AVAILABLE RECORDS:
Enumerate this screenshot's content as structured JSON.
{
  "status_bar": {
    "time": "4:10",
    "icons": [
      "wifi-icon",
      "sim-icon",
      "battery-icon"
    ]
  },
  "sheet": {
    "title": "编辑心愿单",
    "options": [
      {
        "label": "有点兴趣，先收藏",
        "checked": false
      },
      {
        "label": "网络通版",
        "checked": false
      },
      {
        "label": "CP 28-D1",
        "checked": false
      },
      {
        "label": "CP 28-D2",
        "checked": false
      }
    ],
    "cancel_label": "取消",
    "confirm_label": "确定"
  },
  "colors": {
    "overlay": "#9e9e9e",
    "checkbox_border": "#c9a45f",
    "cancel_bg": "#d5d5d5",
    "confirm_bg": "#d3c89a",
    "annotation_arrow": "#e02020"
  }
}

DESCRIPTION OF THE TASK: Send back each record exactly as it stands.

RESULT OF THIS EXERCISE:
Enumerate this screenshot's content as structured JSON.
{
  "status_bar": {
    "time": "4:10",
    "icons": [
      "wifi-icon",
      "sim-icon",
      "battery-icon"
    ]
  },
  "sheet": {
    "title": "编辑心愿单",
    "options": [
      {
        "label": "有点兴趣，先收藏",
        "checked": false
      },
      {
        "label": "网络通版",
        "checked": false
      },
      {
        "label": "CP 28-D1",
        "checked": false
      },
      {
        "label": "CP 28-D2",
        "checked": false
      }
    ],
    "cancel_label": "取消",
    "confirm_label": "确定"
  },
  "colors": {
    "overlay": "#9e9e9e",
    "checkbox_border": "#c9a45f",
    "cancel_bg": "#d5d5d5",
    "confirm_bg": "#d3c89a",
    "annotation_arrow": "#e02020"
  }
}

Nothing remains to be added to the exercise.